(Saved entries)
□ □ □ □

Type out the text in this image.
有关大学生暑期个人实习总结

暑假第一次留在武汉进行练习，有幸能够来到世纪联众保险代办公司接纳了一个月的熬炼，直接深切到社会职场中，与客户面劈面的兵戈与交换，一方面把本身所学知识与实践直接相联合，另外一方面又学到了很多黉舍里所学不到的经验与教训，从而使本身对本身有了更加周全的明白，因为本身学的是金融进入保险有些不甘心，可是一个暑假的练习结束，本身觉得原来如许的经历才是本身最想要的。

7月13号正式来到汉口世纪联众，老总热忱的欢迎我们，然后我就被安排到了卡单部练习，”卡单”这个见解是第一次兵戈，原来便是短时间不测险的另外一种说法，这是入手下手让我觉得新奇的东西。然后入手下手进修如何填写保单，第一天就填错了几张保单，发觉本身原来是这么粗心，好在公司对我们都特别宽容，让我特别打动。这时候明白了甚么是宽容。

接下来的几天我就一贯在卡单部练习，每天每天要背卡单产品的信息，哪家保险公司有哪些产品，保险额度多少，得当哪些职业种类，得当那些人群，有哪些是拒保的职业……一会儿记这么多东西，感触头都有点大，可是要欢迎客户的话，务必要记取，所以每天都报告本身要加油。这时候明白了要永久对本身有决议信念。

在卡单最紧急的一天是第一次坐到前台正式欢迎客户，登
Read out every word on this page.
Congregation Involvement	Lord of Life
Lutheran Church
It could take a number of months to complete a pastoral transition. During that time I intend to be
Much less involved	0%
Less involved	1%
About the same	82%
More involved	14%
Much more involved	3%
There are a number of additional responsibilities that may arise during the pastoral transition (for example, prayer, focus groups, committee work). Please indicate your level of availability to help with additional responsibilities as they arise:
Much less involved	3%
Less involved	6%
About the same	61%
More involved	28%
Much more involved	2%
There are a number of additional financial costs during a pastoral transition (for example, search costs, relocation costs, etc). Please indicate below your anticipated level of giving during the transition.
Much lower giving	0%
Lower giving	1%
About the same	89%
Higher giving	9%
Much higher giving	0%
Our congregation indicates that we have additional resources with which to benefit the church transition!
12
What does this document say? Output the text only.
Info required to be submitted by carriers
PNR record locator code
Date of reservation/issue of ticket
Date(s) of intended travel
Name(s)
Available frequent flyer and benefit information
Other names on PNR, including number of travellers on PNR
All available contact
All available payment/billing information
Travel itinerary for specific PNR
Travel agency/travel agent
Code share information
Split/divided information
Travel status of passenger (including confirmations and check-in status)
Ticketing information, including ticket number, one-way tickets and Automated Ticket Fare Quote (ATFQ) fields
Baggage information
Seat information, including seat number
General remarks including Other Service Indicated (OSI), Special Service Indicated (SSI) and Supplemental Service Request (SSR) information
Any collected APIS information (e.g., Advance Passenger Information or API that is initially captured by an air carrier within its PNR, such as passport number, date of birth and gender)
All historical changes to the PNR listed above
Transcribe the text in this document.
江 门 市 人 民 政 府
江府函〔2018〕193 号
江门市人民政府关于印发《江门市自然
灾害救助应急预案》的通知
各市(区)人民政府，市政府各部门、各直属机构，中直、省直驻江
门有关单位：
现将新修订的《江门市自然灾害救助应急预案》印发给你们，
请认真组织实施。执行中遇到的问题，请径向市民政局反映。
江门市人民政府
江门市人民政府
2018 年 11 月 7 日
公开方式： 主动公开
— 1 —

□ □ □ □

WHAT TO PRODUCE =>
Among the lines of the material, find those that hold the word "involved" and copy them.

OUTPUT OF THE TASK =>
Much less involved	0%
Less involved	1%
More involved	14%
Much more involved	3%
Much less involved	3%
Less involved	6%
More involved	28%
Much more involved	2%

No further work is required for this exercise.